#### TASK DESCRIPTION
Pick out every line below that contains the string "heading", and copy each of those lines.

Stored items
-.-.-
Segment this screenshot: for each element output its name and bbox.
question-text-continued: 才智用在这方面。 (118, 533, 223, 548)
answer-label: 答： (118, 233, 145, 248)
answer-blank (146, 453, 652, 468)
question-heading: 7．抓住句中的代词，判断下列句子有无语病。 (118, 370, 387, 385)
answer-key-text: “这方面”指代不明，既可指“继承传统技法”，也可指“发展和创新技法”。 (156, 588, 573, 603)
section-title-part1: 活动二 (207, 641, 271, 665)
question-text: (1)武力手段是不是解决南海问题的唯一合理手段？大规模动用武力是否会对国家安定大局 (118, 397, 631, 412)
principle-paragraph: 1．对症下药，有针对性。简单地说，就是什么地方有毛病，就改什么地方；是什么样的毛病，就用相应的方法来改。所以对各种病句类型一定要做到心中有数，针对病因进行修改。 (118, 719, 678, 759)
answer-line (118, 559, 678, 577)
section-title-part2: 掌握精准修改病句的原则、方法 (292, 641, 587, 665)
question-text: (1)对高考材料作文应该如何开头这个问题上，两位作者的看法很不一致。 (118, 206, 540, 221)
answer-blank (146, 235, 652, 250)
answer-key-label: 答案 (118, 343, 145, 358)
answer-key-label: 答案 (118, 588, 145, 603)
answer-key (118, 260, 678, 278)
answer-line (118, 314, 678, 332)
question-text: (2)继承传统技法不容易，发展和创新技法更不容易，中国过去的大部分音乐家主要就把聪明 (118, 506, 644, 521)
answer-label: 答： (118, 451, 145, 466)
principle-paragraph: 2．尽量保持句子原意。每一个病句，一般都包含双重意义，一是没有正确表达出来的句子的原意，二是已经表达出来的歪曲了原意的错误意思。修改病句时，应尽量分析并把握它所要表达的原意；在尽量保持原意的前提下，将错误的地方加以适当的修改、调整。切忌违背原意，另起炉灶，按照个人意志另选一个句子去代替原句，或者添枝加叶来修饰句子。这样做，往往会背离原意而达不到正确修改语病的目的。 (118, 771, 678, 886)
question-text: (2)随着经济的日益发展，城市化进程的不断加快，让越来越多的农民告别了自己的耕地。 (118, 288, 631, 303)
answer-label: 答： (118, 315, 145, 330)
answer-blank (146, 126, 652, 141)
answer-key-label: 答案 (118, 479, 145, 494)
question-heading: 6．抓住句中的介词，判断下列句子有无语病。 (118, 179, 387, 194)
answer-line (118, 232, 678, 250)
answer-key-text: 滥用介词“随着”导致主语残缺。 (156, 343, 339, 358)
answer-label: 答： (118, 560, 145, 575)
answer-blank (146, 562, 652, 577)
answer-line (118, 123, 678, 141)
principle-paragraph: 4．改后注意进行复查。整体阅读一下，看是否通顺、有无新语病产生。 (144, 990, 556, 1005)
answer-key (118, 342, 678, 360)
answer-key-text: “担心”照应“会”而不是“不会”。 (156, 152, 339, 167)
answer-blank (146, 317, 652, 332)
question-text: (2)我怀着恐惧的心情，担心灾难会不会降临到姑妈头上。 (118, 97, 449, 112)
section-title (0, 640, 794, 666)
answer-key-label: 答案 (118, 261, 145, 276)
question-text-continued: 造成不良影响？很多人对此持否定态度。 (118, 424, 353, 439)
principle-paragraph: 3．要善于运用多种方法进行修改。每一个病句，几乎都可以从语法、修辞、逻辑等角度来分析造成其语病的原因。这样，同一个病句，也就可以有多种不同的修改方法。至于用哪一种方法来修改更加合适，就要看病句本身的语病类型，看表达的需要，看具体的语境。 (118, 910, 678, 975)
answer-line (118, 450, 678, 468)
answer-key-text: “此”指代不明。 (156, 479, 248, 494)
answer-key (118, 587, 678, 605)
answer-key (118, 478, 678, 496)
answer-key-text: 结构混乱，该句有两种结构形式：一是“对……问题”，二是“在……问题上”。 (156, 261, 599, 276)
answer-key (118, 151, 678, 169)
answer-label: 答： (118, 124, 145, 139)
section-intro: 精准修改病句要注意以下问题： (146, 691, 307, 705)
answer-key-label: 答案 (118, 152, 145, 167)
-.-.-
#### TASK RESPONSE
question-heading: 7．抓住句中的代词，判断下列句子有无语病。 (118, 370, 387, 385)
question-heading: 6．抓住句中的介词，判断下列句子有无语病。 (118, 179, 387, 194)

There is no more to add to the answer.